# What to work on:
Can you print the data exactly and leave out each image?

** begin **

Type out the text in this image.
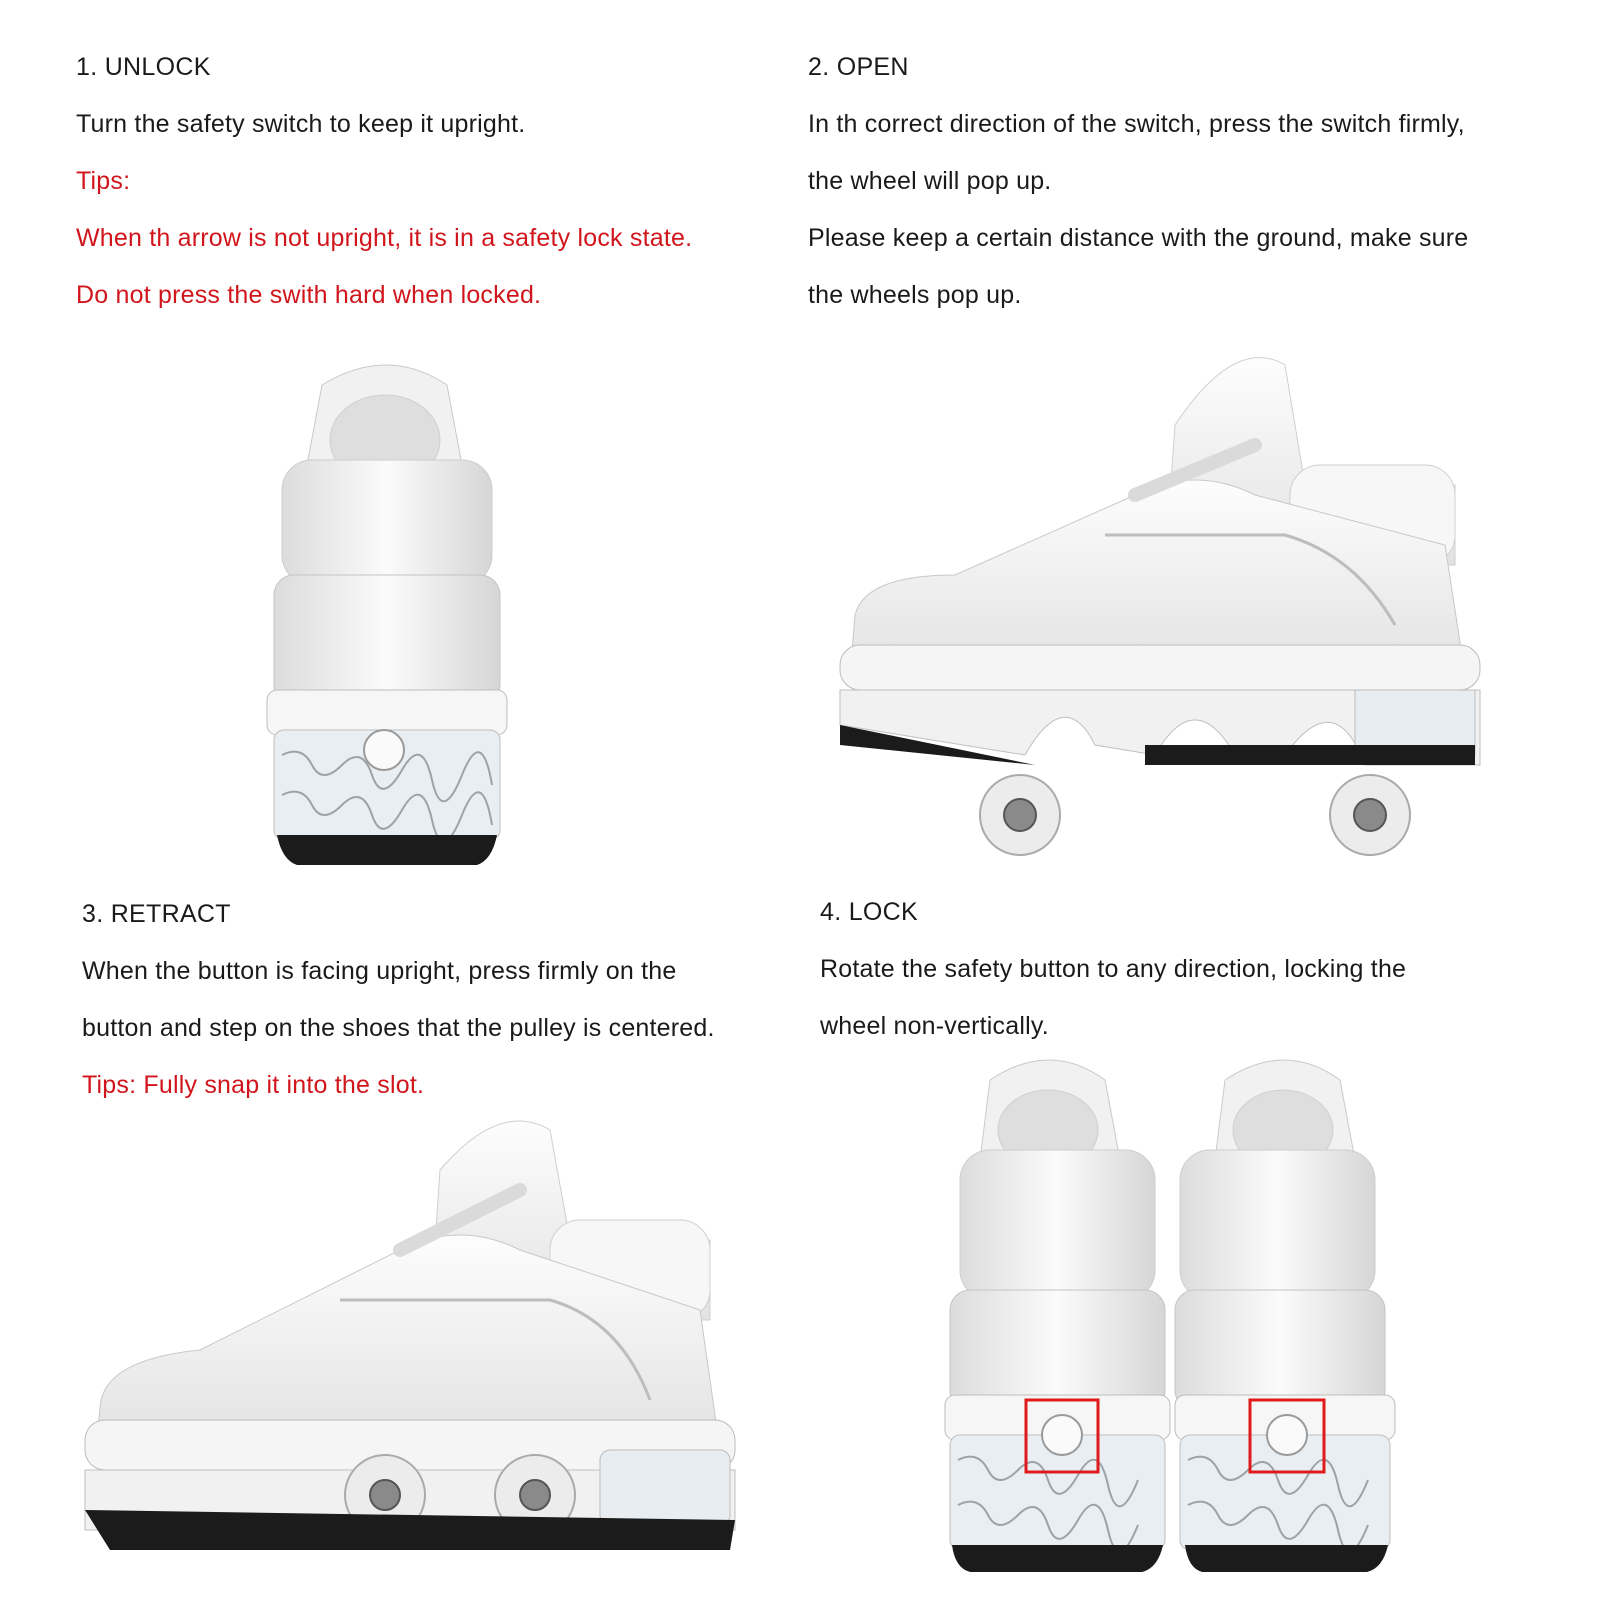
1. UNLOCK

Turn the safety switch to keep it upright.

Tips:

When th arrow is not upright, it is in a safety lock state.

Do not press the swith hard when locked.

2. OPEN

In th correct direction of the switch, press the switch firmly,

the wheel will pop up.

Please keep a certain distance with the ground, make sure

the wheels pop up.

3. RETRACT

When the button is facing upright, press firmly on the

button and step on the shoes that the pulley is centered.

Tips: Fully snap it into the slot.

4. LOCK

Rotate the safety button to any direction, locking the

wheel non-vertically.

** end **

# The output:
Type out the text in this image.
1. UNLOCK

Turn the safety switch to keep it upright.

Tips:

When th arrow is not upright, it is in a safety lock state.

Do not press the swith hard when locked.

2. OPEN

In th correct direction of the switch, press the switch firmly,

the wheel will pop up.

Please keep a certain distance with the ground, make sure

the wheels pop up.

3. RETRACT

When the button is facing upright, press firmly on the

button and step on the shoes that the pulley is centered.

Tips: Fully snap it into the slot.

4. LOCK

Rotate the safety button to any direction, locking the

wheel non-vertically.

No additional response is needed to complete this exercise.